#### Problem to work on:
Every entry must be echoed exactly.

━━ Entries shown

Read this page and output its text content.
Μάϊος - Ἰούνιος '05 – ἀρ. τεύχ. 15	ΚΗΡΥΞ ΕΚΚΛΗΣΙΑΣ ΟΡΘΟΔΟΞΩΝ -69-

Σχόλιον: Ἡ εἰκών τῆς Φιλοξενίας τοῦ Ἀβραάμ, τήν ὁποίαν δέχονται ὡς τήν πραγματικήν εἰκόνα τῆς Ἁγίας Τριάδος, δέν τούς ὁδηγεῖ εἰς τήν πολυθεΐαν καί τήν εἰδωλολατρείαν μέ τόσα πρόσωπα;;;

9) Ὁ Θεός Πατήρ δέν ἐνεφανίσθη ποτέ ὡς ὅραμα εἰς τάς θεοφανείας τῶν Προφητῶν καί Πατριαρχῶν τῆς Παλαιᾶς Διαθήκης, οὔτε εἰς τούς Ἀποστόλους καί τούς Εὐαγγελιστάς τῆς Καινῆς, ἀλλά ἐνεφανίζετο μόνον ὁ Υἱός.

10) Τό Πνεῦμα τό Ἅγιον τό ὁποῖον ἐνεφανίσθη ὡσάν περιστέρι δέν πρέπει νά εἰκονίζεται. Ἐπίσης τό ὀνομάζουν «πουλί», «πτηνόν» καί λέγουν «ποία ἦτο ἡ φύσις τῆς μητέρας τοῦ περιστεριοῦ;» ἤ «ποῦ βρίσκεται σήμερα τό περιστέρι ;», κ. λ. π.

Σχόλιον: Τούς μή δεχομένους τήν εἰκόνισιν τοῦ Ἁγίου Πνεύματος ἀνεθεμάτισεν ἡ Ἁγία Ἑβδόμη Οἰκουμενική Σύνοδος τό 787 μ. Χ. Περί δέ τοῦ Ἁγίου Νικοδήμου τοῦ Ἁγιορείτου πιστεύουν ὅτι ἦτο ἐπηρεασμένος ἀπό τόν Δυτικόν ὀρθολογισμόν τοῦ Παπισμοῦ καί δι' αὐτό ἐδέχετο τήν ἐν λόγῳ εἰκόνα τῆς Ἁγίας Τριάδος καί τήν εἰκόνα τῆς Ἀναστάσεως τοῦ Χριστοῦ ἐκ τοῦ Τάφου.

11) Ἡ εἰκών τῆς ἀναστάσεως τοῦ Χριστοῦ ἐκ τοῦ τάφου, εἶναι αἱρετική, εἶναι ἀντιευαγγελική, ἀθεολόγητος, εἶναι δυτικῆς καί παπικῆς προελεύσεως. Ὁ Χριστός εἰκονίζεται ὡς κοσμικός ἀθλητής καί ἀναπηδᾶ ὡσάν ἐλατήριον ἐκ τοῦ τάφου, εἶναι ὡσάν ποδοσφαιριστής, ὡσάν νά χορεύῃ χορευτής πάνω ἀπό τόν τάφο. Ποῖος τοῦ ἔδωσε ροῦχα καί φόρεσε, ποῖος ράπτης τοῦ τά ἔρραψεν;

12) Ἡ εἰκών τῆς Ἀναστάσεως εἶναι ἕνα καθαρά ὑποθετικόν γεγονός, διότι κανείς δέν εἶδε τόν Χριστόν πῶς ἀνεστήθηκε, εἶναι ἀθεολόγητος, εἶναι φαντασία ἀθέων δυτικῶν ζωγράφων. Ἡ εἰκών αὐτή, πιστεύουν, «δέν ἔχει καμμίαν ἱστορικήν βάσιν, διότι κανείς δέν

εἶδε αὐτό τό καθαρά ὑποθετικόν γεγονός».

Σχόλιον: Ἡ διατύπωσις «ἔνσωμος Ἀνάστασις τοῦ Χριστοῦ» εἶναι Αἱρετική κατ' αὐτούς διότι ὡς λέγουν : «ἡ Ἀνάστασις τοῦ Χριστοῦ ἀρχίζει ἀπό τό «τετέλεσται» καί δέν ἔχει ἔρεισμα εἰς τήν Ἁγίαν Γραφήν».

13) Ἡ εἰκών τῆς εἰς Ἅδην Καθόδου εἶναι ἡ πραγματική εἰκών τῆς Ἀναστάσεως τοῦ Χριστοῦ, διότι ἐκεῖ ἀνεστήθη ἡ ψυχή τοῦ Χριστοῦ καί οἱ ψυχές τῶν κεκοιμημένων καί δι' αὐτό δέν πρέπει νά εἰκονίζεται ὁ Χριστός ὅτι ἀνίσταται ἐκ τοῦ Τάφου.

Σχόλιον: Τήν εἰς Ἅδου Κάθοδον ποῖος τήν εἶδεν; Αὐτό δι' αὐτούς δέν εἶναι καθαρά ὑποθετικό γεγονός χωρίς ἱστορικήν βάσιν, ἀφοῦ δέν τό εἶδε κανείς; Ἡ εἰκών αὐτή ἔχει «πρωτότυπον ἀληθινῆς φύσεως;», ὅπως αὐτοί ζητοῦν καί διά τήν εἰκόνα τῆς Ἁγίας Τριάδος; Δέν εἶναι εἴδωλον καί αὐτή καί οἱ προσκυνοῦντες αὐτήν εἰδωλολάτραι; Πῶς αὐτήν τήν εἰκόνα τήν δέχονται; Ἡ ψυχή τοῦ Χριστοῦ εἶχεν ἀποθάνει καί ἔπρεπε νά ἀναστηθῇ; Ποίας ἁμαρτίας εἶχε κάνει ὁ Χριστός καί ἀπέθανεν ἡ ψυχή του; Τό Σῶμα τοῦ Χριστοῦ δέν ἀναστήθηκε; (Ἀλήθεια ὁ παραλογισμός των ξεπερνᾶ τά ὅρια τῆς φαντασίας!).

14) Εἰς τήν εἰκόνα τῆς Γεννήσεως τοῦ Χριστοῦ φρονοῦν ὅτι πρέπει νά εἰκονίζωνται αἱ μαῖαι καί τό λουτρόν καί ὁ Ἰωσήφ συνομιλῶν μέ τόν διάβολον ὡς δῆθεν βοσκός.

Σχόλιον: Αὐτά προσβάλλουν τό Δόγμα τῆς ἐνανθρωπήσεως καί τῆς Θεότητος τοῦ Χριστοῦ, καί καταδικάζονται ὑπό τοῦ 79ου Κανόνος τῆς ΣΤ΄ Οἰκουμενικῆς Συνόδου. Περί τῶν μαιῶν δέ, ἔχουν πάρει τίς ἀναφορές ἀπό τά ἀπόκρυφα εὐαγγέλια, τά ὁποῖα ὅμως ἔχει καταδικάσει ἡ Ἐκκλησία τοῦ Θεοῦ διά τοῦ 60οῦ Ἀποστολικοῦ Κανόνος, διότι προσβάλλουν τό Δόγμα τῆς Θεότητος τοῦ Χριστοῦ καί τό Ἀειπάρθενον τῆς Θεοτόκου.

━━━━

#### Result of the exercise:
Read this page and output its text content.
Μάϊος - Ἰούνιος '05 – ἀρ. τεύχ. 15	ΚΗΡΥΞ ΕΚΚΛΗΣΙΑΣ ΟΡΘΟΔΟΞΩΝ -69-

Σχόλιον: Ἡ εἰκών τῆς Φιλοξενίας τοῦ Ἀβραάμ, τήν ὁποίαν δέχονται ὡς τήν πραγματικήν εἰκόνα τῆς Ἁγίας Τριάδος, δέν τούς ὁδηγεῖ εἰς τήν πολυθεΐαν καί τήν εἰδωλολατρείαν μέ τόσα πρόσωπα;;;

9) Ὁ Θεός Πατήρ δέν ἐνεφανίσθη ποτέ ὡς ὅραμα εἰς τάς θεοφανείας τῶν Προφητῶν καί Πατριαρχῶν τῆς Παλαιᾶς Διαθήκης, οὔτε εἰς τούς Ἀποστόλους καί τούς Εὐαγγελιστάς τῆς Καινῆς, ἀλλά ἐνεφανίζετο μόνον ὁ Υἱός.

10) Τό Πνεῦμα τό Ἅγιον τό ὁποῖον ἐνεφανίσθη ὡσάν περιστέρι δέν πρέπει νά εἰκονίζεται. Ἐπίσης τό ὀνομάζουν «πουλί», «πτηνόν» καί λέγουν «ποία ἦτο ἡ φύσις τῆς μητέρας τοῦ περιστεριοῦ;» ἤ «ποῦ βρίσκεται σήμερα τό περιστέρι ;», κ. λ. π.

Σχόλιον: Τούς μή δεχομένους τήν εἰκόνισιν τοῦ Ἁγίου Πνεύματος ἀνεθεμάτισεν ἡ Ἁγία Ἑβδόμη Οἰκουμενική Σύνοδος τό 787 μ. Χ. Περί δέ τοῦ Ἁγίου Νικοδήμου τοῦ Ἁγιορείτου πιστεύουν ὅτι ἦτο ἐπηρεασμένος ἀπό τόν Δυτικόν ὀρθολογισμόν τοῦ Παπισμοῦ καί δι' αὐτό ἐδέχετο τήν ἐν λόγῳ εἰκόνα τῆς Ἁγίας Τριάδος καί τήν εἰκόνα τῆς Ἀναστάσεως τοῦ Χριστοῦ ἐκ τοῦ Τάφου.

11) Ἡ εἰκών τῆς ἀναστάσεως τοῦ Χριστοῦ ἐκ τοῦ τάφου, εἶναι αἱρετική, εἶναι ἀντιευαγγελική, ἀθεολόγητος, εἶναι δυτικῆς καί παπικῆς προελεύσεως. Ὁ Χριστός εἰκονίζεται ὡς κοσμικός ἀθλητής καί ἀναπηδᾶ ὡσάν ἐλατήριον ἐκ τοῦ τάφου, εἶναι ὡσάν ποδοσφαιριστής, ὡσάν νά χορεύῃ χορευτής πάνω ἀπό τόν τάφο. Ποῖος τοῦ ἔδωσε ροῦχα καί φόρεσε, ποῖος ράπτης τοῦ τά ἔρραψεν;

12) Ἡ εἰκών τῆς Ἀναστάσεως εἶναι ἕνα καθαρά ὑποθετικόν γεγονός, διότι κανείς δέν εἶδε τόν Χριστόν πῶς ἀνεστήθηκε, εἶναι ἀθεολόγητος, εἶναι φαντασία ἀθέων δυτικῶν ζωγράφων. Ἡ εἰκών αὐτή, πιστεύουν, «δέν ἔχει καμμίαν ἱστορικήν βάσιν, διότι κανείς δέν

εἶδε αὐτό τό καθαρά ὑποθετικόν γεγονός».

Σχόλιον: Ἡ διατύπωσις «ἔνσωμος Ἀνάστασις τοῦ Χριστοῦ» εἶναι Αἱρετική κατ' αὐτούς διότι ὡς λέγουν : «ἡ Ἀνάστασις τοῦ Χριστοῦ ἀρχίζει ἀπό τό «τετέλεσται» καί δέν ἔχει ἔρεισμα εἰς τήν Ἁγίαν Γραφήν».

13) Ἡ εἰκών τῆς εἰς Ἅδην Καθόδου εἶναι ἡ πραγματική εἰκών τῆς Ἀναστάσεως τοῦ Χριστοῦ, διότι ἐκεῖ ἀνεστήθη ἡ ψυχή τοῦ Χριστοῦ καί οἱ ψυχές τῶν κεκοιμημένων καί δι' αὐτό δέν πρέπει νά εἰκονίζεται ὁ Χριστός ὅτι ἀνίσταται ἐκ τοῦ Τάφου.

Σχόλιον: Τήν εἰς Ἅδου Κάθοδον ποῖος τήν εἶδεν; Αὐτό δι' αὐτούς δέν εἶναι καθαρά ὑποθετικό γεγονός χωρίς ἱστορικήν βάσιν, ἀφοῦ δέν τό εἶδε κανείς; Ἡ εἰκών αὐτή ἔχει «πρωτότυπον ἀληθινῆς φύσεως;», ὅπως αὐτοί ζητοῦν καί διά τήν εἰκόνα τῆς Ἁγίας Τριάδος; Δέν εἶναι εἴδωλον καί αὐτή καί οἱ προσκυνοῦντες αὐτήν εἰδωλολάτραι; Πῶς αὐτήν τήν εἰκόνα τήν δέχονται; Ἡ ψυχή τοῦ Χριστοῦ εἶχεν ἀποθάνει καί ἔπρεπε νά ἀναστηθῇ; Ποίας ἁμαρτίας εἶχε κάνει ὁ Χριστός καί ἀπέθανεν ἡ ψυχή του; Τό Σῶμα τοῦ Χριστοῦ δέν ἀναστήθηκε; (Ἀλήθεια ὁ παραλογισμός των ξεπερνᾶ τά ὅρια τῆς φαντασίας!).

14) Εἰς τήν εἰκόνα τῆς Γεννήσεως τοῦ Χριστοῦ φρονοῦν ὅτι πρέπει νά εἰκονίζωνται αἱ μαῖαι καί τό λουτρόν καί ὁ Ἰωσήφ συνομιλῶν μέ τόν διάβολον ὡς δῆθεν βοσκός.

Σχόλιον: Αὐτά προσβάλλουν τό Δόγμα τῆς ἐνανθρωπήσεως καί τῆς Θεότητος τοῦ Χριστοῦ, καί καταδικάζονται ὑπό τοῦ 79ου Κανόνος τῆς ΣΤ΄ Οἰκουμενικῆς Συνόδου. Περί τῶν μαιῶν δέ, ἔχουν πάρει τίς ἀναφορές ἀπό τά ἀπόκρυφα εὐαγγέλια, τά ὁποῖα ὅμως ἔχει καταδικάσει ἡ Ἐκκλησία τοῦ Θεοῦ διά τοῦ 60οῦ Ἀποστολικοῦ Κανόνος, διότι προσβάλλουν τό Δόγμα τῆς Θεότητος τοῦ Χριστοῦ καί τό Ἀειπάρθενον τῆς Θεοτόκου.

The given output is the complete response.